Numinex

openai:o3-2025-04-16 via @hdevalence.bsky.social

2025-07-03T00:07:46.000Z

Gemma-2 uses the (approximated) GeGLU activation in every feed-forward (MLP) block.

Definition (KaTeX notation only)

Split the input vector $x$ of size $d\_{model}$ into two halves $x\_a$ and $x\_b$ (each size $d\_{model}$ ).
The linear layer projects each half to size $d\_{ff}$ , giving $h\_a,\;h\_b\in\mathbb R^{d\_{ff}}$ .

\text{GeGLU}(x)=\text{GELU}(h\_a)\;\odot\;h\_b

where $\odot$ is element-wise multiplication, and GELU is the Gaussian Error Linear Unit

\text{GELU}(z)=0.5\,z\left(1+\tanh\!\bigl[ \sqrt{2/\pi}\,(z+0.044715\,z^{3}) \bigr]\right).

(The “approximated” qualifier refers to using the tanh-based approximation of GELU shown above, which avoids the exact error-function call.)

Why GeGLU was chosen

• Gating improves expressiveness. Multiplying one branch by a nonlinear gate lets the MLP model input-dependent feature selection, which simple ReLU or GELU alone cannot do.

• Higher parameter efficiency. With a gate the projected dimension can be kept large (Gemma-2 uses $d\_{ff}$ much larger than $d\_{model}$ ) without destabilising training, giving more capacity per parameter than a plain linear-GELU block.

* **Records provided**:
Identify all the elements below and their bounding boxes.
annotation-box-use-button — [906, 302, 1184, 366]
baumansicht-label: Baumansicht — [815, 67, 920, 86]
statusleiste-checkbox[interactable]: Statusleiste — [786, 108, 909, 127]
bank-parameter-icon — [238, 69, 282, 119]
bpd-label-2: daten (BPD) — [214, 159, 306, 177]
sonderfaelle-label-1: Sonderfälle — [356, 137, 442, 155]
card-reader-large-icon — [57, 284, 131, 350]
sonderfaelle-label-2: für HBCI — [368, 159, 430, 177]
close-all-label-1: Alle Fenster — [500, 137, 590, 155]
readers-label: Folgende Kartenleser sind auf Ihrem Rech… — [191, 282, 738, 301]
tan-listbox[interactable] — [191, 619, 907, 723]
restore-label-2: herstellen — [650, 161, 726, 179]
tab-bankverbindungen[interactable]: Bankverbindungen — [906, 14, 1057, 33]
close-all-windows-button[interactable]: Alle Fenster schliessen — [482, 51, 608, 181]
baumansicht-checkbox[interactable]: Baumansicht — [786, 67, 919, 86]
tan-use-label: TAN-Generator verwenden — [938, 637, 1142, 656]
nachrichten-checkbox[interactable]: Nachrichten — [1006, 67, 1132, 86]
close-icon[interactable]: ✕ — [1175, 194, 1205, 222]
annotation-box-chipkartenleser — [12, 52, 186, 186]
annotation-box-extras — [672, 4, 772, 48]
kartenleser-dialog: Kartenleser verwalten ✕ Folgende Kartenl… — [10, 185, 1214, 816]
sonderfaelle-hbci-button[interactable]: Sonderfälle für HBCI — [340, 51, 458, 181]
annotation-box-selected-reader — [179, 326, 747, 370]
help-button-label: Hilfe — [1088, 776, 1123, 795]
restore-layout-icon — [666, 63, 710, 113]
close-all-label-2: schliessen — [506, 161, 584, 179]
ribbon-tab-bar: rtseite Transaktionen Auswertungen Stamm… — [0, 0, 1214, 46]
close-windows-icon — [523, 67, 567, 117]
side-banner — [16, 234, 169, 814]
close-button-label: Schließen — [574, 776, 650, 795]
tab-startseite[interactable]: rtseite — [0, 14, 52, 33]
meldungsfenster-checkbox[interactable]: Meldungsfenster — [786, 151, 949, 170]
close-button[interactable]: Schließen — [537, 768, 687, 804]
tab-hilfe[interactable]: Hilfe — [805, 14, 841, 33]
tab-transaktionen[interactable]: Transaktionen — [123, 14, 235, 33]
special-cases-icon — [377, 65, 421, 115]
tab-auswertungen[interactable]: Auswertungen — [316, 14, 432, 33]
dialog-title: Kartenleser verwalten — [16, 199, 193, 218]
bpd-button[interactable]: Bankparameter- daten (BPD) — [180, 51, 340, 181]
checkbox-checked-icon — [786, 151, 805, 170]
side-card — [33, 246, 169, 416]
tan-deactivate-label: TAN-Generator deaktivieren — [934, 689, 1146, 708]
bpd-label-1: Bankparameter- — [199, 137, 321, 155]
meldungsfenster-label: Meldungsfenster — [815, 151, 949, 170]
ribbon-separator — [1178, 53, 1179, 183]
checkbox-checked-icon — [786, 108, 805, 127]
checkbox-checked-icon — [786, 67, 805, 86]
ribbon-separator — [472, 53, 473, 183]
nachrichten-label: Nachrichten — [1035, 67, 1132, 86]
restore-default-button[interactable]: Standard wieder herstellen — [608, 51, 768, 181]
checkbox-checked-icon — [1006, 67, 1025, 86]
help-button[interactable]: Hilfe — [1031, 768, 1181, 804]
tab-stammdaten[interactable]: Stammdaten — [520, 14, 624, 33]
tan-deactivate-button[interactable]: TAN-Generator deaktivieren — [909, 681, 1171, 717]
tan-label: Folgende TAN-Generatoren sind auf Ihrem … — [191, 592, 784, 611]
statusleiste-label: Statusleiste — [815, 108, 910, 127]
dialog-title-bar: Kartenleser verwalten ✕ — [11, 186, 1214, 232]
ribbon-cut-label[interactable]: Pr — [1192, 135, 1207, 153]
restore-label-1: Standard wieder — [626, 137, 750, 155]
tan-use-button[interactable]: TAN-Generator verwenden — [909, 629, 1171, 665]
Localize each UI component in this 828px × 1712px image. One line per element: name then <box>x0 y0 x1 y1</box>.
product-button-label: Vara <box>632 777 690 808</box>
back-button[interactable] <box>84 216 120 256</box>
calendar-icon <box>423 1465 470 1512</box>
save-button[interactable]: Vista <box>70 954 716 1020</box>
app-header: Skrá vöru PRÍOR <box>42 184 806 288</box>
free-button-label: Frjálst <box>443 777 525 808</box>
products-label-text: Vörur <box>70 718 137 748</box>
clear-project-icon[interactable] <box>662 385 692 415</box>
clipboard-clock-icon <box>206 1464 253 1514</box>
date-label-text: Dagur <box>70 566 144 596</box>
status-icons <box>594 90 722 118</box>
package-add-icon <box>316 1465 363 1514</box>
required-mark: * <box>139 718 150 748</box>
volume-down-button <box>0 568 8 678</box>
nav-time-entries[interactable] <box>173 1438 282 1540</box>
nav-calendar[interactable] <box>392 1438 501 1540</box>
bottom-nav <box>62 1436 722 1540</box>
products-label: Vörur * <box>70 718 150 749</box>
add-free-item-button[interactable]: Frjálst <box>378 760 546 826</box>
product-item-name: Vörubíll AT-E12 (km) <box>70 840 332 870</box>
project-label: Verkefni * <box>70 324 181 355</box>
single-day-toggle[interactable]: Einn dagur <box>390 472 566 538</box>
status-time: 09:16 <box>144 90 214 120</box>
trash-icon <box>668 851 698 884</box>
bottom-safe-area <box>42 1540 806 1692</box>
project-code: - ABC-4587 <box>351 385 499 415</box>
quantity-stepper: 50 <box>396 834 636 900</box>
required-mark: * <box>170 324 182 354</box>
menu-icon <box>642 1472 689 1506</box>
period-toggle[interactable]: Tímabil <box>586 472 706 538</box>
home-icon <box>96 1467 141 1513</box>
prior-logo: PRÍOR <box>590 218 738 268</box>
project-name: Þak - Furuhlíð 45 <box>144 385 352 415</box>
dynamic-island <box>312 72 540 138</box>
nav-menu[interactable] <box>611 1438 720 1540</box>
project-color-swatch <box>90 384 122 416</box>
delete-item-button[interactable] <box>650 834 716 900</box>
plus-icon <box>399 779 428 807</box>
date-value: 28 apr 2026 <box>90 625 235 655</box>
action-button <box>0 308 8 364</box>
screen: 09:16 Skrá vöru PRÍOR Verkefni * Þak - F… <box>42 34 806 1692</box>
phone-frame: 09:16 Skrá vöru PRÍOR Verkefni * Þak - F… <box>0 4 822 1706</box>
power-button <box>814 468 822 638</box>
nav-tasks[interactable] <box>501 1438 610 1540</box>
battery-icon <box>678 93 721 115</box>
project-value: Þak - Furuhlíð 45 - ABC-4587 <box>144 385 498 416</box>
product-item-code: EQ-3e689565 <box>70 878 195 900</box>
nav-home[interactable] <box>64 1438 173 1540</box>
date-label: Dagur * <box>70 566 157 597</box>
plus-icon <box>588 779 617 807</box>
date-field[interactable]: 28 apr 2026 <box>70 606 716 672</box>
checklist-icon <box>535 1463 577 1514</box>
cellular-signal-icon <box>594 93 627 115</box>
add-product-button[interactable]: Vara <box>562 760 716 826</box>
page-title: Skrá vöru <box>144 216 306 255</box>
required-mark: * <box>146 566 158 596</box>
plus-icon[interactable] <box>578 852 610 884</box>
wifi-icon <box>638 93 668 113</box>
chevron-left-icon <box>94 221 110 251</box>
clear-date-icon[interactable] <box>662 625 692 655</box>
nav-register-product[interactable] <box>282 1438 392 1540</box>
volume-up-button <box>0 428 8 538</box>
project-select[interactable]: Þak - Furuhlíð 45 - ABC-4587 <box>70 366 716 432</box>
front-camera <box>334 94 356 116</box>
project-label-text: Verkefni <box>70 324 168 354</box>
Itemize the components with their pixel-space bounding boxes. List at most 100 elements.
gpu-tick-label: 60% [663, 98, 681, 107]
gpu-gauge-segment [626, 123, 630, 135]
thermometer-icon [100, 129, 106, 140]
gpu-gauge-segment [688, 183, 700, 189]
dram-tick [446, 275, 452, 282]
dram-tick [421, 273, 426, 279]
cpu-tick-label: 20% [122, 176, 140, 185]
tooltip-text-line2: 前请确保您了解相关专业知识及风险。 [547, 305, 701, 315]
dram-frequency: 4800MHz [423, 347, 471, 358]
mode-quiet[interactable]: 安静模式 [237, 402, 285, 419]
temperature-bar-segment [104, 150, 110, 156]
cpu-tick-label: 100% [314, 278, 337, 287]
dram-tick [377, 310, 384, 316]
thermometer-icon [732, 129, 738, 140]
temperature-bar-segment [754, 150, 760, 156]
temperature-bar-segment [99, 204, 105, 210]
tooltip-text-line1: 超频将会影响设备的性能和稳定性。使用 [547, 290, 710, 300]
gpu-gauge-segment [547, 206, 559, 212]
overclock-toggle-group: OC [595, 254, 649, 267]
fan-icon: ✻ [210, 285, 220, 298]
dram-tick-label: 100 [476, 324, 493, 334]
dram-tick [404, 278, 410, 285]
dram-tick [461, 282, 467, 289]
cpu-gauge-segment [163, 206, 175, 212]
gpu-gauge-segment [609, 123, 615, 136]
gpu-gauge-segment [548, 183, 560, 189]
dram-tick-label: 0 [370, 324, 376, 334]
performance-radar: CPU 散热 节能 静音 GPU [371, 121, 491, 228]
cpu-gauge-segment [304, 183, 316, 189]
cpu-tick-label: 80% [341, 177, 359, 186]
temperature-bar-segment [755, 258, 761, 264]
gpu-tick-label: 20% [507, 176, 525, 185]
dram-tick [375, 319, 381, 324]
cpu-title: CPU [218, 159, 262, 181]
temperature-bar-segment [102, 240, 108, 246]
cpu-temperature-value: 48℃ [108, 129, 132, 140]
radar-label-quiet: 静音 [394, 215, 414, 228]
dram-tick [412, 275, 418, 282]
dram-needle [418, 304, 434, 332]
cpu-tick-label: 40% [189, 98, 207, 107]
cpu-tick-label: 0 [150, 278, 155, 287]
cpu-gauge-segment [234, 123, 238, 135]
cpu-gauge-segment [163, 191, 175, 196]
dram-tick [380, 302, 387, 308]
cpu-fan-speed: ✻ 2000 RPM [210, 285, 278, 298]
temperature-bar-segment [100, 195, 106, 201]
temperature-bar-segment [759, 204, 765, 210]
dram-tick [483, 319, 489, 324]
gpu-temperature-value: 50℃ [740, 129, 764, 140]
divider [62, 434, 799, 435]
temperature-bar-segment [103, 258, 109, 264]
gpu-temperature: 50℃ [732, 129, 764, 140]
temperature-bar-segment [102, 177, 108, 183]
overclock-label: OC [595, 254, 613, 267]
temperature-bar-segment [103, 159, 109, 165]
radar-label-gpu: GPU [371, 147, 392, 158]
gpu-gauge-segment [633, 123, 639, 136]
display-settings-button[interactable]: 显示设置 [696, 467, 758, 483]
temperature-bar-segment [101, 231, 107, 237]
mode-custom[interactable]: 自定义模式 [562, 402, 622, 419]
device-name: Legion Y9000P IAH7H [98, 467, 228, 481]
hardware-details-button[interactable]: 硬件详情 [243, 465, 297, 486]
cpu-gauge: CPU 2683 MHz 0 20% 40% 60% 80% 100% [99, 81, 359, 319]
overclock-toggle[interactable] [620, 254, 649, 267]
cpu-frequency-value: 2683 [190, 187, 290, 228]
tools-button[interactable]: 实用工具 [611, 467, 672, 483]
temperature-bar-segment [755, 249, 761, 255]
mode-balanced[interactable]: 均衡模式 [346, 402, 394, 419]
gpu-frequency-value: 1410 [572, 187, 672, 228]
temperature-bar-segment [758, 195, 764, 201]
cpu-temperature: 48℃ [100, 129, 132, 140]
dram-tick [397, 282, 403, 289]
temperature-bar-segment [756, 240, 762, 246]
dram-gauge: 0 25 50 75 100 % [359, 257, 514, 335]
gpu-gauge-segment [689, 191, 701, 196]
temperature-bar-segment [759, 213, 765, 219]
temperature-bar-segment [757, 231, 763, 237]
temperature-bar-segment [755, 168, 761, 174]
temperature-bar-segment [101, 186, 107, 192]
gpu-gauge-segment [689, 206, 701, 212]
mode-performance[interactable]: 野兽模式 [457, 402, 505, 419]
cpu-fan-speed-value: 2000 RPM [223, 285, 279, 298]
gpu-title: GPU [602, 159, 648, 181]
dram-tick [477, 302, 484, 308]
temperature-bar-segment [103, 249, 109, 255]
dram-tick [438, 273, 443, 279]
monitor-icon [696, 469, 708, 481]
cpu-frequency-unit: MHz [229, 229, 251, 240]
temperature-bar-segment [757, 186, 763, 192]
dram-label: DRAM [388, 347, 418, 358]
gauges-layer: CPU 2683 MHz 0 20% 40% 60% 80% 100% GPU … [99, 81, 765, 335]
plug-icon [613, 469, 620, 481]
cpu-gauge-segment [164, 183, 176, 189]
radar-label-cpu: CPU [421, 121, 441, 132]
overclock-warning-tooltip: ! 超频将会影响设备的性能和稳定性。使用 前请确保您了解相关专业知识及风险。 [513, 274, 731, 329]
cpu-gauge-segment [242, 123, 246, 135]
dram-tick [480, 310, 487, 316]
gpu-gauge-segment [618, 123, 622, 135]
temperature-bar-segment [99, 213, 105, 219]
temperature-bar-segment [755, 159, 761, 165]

* **Exercise prompt**:
Continue the explanation of Gemma-2's GeGLU activation, starting right after its bullet on higher parameter efficiency.

* **Result**:
• Empirical gains. Prior work (e.g.\ in LLaMA, PaLM, Gemini) showed that GeGLU or its sibling SwiGLU yields better perplexity for the same compute; the Gemma-2 ablations confirmed the same trend.

• Stable gradients. GELU’s smoothness plus the gating term reduces activation variance compared to ReLU, helping very deep networks (Gemma-2 has up to 46 layers) train reliably.

• Fast to compute. The tanh approximation is implemented with elementary ops that vectorise well on TPUs/GPUs, so GeGLU adds negligible latency compared with ReLU or GELU alone.

In short, Gemma-2 keeps the strong empirical performance of recent gated activations while remaining computationally lightweight, hence the choice of approximated GeGLU.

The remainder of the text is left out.